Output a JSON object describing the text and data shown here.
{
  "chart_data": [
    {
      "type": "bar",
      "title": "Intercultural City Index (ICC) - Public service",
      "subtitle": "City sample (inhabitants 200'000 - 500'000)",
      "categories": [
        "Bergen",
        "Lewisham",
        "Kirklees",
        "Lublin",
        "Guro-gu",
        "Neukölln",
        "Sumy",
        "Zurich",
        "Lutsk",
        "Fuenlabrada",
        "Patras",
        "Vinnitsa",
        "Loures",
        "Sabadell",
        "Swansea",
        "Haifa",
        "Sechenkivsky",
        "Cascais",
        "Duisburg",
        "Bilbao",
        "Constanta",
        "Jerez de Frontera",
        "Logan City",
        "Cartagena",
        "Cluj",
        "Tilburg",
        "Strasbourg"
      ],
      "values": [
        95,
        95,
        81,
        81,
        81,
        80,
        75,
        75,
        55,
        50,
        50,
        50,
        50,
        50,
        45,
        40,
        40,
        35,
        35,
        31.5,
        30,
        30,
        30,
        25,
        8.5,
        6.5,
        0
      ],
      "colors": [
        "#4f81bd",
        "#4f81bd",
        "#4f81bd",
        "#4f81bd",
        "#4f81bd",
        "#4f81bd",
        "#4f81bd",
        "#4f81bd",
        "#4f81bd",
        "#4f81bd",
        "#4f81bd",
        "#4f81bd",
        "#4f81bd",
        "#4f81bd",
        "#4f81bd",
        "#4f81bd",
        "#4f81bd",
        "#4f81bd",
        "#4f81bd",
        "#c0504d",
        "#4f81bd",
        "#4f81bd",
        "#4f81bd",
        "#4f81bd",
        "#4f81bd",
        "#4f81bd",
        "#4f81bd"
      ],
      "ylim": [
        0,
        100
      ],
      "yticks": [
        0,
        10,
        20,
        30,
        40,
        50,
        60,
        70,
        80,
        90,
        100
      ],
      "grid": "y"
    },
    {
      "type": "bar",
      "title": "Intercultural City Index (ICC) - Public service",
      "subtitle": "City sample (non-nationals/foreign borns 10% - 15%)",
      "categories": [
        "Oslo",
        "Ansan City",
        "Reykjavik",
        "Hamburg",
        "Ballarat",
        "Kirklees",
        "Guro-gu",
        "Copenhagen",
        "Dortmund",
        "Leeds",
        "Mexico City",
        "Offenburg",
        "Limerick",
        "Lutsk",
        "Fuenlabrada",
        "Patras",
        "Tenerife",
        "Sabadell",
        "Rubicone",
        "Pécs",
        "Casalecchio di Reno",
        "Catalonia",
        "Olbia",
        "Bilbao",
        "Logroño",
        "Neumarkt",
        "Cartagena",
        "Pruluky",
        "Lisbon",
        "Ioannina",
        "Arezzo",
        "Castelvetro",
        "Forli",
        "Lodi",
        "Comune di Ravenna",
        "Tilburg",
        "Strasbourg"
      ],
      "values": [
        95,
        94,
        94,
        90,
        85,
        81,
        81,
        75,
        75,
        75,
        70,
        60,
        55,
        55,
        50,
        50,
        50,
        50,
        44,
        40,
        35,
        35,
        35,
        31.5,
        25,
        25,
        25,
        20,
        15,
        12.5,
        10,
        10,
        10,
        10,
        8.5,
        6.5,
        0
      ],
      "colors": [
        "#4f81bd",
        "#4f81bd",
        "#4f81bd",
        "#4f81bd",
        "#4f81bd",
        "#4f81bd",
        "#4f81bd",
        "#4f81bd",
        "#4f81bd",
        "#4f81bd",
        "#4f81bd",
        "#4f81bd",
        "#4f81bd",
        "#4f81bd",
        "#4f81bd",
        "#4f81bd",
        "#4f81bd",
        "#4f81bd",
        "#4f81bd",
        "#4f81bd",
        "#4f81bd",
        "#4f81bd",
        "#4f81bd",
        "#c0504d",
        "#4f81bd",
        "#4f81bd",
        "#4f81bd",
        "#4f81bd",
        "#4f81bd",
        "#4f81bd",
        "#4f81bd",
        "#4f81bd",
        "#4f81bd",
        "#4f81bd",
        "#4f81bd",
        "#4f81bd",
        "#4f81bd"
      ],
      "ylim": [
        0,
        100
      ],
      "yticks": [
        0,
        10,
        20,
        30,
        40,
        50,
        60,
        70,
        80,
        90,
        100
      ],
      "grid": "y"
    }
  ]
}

Task to carry out:
Return the listing above word for word.

Answer to this task:
Output a JSON object describing the text and data shown here.
{
  "chart_data": [
    {
      "type": "bar",
      "title": "Intercultural City Index (ICC) - Public service",
      "subtitle": "City sample (inhabitants 200'000 - 500'000)",
      "categories": [
        "Bergen",
        "Lewisham",
        "Kirklees",
        "Lublin",
        "Guro-gu",
        "Neukölln",
        "Sumy",
        "Zurich",
        "Lutsk",
        "Fuenlabrada",
        "Patras",
        "Vinnitsa",
        "Loures",
        "Sabadell",
        "Swansea",
        "Haifa",
        "Sechenkivsky",
        "Cascais",
        "Duisburg",
        "Bilbao",
        "Constanta",
        "Jerez de Frontera",
        "Logan City",
        "Cartagena",
        "Cluj",
        "Tilburg",
        "Strasbourg"
      ],
      "values": [
        95,
        95,
        81,
        81,
        81,
        80,
        75,
        75,
        55,
        50,
        50,
        50,
        50,
        50,
        45,
        40,
        40,
        35,
        35,
        31.5,
        30,
        30,
        30,
        25,
        8.5,
        6.5,
        0
      ],
      "colors": [
        "#4f81bd",
        "#4f81bd",
        "#4f81bd",
        "#4f81bd",
        "#4f81bd",
        "#4f81bd",
        "#4f81bd",
        "#4f81bd",
        "#4f81bd",
        "#4f81bd",
        "#4f81bd",
        "#4f81bd",
        "#4f81bd",
        "#4f81bd",
        "#4f81bd",
        "#4f81bd",
        "#4f81bd",
        "#4f81bd",
        "#4f81bd",
        "#c0504d",
        "#4f81bd",
        "#4f81bd",
        "#4f81bd",
        "#4f81bd",
        "#4f81bd",
        "#4f81bd",
        "#4f81bd"
      ],
      "ylim": [
        0,
        100
      ],
      "yticks": [
        0,
        10,
        20,
        30,
        40,
        50,
        60,
        70,
        80,
        90,
        100
      ],
      "grid": "y"
    },
    {
      "type": "bar",
      "title": "Intercultural City Index (ICC) - Public service",
      "subtitle": "City sample (non-nationals/foreign borns 10% - 15%)",
      "categories": [
        "Oslo",
        "Ansan City",
        "Reykjavik",
        "Hamburg",
        "Ballarat",
        "Kirklees",
        "Guro-gu",
        "Copenhagen",
        "Dortmund",
        "Leeds",
        "Mexico City",
        "Offenburg",
        "Limerick",
        "Lutsk",
        "Fuenlabrada",
        "Patras",
        "Tenerife",
        "Sabadell",
        "Rubicone",
        "Pécs",
        "Casalecchio di Reno",
        "Catalonia",
        "Olbia",
        "Bilbao",
        "Logroño",
        "Neumarkt",
        "Cartagena",
        "Pruluky",
        "Lisbon",
        "Ioannina",
        "Arezzo",
        "Castelvetro",
        "Forli",
        "Lodi",
        "Comune di Ravenna",
        "Tilburg",
        "Strasbourg"
      ],
      "values": [
        95,
        94,
        94,
        90,
        85,
        81,
        81,
        75,
        75,
        75,
        70,
        60,
        55,
        55,
        50,
        50,
        50,
        50,
        44,
        40,
        35,
        35,
        35,
        31.5,
        25,
        25,
        25,
        20,
        15,
        12.5,
        10,
        10,
        10,
        10,
        8.5,
        6.5,
        0
      ],
      "colors": [
        "#4f81bd",
        "#4f81bd",
        "#4f81bd",
        "#4f81bd",
        "#4f81bd",
        "#4f81bd",
        "#4f81bd",
        "#4f81bd",
        "#4f81bd",
        "#4f81bd",
        "#4f81bd",
        "#4f81bd",
        "#4f81bd",
        "#4f81bd",
        "#4f81bd",
        "#4f81bd",
        "#4f81bd",
        "#4f81bd",
        "#4f81bd",
        "#4f81bd",
        "#4f81bd",
        "#4f81bd",
        "#4f81bd",
        "#c0504d",
        "#4f81bd",
        "#4f81bd",
        "#4f81bd",
        "#4f81bd",
        "#4f81bd",
        "#4f81bd",
        "#4f81bd",
        "#4f81bd",
        "#4f81bd",
        "#4f81bd",
        "#4f81bd",
        "#4f81bd",
        "#4f81bd"
      ],
      "ylim": [
        0,
        100
      ],
      "yticks": [
        0,
        10,
        20,
        30,
        40,
        50,
        60,
        70,
        80,
        90,
        100
      ],
      "grid": "y"
    }
  ]
}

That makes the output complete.